PROBLEM TO SOLVE:
Scan each line of the records for the word "порядок" and extract the ones that have it.

################

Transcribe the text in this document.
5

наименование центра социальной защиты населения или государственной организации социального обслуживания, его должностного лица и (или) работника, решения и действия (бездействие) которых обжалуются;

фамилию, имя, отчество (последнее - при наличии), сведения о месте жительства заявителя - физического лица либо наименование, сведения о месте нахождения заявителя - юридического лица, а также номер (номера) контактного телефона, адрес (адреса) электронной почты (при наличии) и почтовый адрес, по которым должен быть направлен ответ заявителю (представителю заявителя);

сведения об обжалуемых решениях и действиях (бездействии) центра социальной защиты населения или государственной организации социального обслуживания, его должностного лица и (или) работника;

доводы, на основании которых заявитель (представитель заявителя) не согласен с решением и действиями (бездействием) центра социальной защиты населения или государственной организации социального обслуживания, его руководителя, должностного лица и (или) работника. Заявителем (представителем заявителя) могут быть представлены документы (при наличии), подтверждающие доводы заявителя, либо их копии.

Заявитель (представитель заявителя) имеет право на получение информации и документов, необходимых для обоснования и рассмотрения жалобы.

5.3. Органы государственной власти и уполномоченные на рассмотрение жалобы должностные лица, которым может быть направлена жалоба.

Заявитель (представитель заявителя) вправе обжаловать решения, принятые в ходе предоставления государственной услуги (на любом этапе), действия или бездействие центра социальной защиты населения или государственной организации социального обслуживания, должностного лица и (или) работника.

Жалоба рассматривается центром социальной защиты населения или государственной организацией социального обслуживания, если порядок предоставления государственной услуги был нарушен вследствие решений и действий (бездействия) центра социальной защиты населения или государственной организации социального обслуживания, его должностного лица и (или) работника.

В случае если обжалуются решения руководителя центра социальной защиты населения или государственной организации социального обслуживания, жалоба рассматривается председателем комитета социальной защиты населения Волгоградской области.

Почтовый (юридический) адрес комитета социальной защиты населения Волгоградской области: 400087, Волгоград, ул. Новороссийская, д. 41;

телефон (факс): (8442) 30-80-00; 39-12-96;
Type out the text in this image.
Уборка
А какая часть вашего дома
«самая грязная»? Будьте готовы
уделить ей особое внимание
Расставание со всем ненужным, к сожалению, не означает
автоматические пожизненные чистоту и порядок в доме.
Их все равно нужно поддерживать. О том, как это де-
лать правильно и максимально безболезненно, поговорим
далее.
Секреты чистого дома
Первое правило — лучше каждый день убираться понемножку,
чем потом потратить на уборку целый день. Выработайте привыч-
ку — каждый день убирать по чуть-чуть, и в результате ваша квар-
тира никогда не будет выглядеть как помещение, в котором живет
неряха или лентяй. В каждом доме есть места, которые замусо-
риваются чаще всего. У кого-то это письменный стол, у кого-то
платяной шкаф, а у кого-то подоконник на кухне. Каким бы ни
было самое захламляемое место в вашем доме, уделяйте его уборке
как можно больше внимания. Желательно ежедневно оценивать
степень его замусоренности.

################

EXERCISE RESULT:
Жалоба рассматривается центром социальной защиты населения или государственной организацией социального обслуживания, если порядок предоставления государственной услуги был нарушен вследствие решений и действий (бездействия) центра социальной защиты населения или государственной организации социального обслуживания, его должностного лица и (или) работника.
автоматические пожизненные чистоту и порядок в доме.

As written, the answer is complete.